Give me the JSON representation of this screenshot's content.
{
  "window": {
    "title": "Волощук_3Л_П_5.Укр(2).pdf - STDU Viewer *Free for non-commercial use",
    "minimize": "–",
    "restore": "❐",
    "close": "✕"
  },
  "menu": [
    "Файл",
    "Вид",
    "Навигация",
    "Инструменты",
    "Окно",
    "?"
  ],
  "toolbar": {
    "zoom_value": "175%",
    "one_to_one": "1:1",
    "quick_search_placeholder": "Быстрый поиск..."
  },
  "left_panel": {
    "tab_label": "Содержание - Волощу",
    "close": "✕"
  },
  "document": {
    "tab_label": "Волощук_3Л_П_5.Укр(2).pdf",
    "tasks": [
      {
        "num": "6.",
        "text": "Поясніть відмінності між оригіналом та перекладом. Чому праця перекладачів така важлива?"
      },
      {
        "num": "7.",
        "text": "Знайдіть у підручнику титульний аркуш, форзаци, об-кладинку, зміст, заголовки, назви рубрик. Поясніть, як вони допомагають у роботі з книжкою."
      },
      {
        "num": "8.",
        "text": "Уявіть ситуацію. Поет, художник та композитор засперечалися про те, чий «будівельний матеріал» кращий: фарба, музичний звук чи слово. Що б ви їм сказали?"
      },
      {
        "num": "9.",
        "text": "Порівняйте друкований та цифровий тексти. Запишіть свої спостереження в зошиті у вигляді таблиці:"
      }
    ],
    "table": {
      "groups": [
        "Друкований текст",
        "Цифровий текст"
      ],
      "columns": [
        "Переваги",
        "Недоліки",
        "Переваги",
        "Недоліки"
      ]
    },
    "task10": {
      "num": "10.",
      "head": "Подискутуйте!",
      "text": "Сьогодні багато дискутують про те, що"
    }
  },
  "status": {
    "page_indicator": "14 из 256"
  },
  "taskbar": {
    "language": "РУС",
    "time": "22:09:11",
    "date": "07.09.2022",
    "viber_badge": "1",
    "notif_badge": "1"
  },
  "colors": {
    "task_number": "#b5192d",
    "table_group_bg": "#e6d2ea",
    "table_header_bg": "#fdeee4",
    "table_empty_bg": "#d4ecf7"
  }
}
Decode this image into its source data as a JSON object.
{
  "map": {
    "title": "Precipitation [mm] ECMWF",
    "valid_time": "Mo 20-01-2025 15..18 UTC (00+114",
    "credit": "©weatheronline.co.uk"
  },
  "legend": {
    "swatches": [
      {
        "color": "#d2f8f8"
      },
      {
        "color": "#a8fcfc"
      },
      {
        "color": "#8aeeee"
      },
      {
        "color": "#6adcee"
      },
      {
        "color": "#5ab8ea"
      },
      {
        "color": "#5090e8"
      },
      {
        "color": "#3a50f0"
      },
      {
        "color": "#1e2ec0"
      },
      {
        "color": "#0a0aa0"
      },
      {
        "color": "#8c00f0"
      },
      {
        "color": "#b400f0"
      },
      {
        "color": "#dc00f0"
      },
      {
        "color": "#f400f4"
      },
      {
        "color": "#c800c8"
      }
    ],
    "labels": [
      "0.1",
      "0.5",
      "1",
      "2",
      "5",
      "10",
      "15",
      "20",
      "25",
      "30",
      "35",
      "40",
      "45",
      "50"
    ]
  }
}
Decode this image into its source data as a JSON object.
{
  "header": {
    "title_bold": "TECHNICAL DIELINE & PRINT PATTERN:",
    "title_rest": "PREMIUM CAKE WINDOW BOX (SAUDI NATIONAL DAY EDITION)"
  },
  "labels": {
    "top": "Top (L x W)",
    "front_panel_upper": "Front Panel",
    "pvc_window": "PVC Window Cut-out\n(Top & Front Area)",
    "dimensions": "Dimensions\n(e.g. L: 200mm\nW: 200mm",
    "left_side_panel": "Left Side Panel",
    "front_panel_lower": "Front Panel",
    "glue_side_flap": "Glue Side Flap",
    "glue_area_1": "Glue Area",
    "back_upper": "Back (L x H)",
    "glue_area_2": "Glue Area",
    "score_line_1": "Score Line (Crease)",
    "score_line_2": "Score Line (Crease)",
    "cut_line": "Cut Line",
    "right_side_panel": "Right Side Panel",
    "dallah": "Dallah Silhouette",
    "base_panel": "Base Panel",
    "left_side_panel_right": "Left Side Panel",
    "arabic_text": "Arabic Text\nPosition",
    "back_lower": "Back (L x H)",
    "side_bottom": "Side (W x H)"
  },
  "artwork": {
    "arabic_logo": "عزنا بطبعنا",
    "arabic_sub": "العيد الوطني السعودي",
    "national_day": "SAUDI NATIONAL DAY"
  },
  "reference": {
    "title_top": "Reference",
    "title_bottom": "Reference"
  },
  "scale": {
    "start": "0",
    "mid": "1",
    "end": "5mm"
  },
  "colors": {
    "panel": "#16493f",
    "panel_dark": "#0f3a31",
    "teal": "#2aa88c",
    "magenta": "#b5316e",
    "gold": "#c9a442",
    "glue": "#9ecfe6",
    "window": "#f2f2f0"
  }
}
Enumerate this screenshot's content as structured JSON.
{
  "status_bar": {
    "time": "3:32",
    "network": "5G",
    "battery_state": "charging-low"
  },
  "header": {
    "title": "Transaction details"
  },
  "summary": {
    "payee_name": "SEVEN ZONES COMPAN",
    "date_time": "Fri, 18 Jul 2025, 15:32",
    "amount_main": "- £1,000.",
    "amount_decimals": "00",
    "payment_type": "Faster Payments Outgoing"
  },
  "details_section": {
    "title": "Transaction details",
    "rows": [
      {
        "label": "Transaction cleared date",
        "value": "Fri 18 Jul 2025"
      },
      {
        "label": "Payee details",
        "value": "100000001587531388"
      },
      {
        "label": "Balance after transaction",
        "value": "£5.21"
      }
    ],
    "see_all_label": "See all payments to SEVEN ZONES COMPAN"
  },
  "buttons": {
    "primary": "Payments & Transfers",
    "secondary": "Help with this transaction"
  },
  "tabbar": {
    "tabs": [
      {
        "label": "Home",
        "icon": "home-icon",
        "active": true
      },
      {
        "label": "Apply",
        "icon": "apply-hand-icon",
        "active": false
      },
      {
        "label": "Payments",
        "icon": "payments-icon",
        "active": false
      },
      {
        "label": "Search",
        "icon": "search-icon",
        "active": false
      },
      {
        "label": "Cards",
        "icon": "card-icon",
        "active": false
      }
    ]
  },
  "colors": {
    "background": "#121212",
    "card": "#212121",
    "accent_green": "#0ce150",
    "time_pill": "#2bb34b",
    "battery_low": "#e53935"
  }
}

++++

### What is being asked
Scan the records above for the string "Поясніть", then report every line that contains it.

### Solution to the exercise
        "text": "Поясніть відмінності між оригіналом та перекладом. Чому праця перекладачів така важлива?"
        "text": "Знайдіть у підручнику титульний аркуш, форзаци, об-кладинку, зміст, заголовки, назви рубрик. Поясніть, як вони допомагають у роботі з книжкою."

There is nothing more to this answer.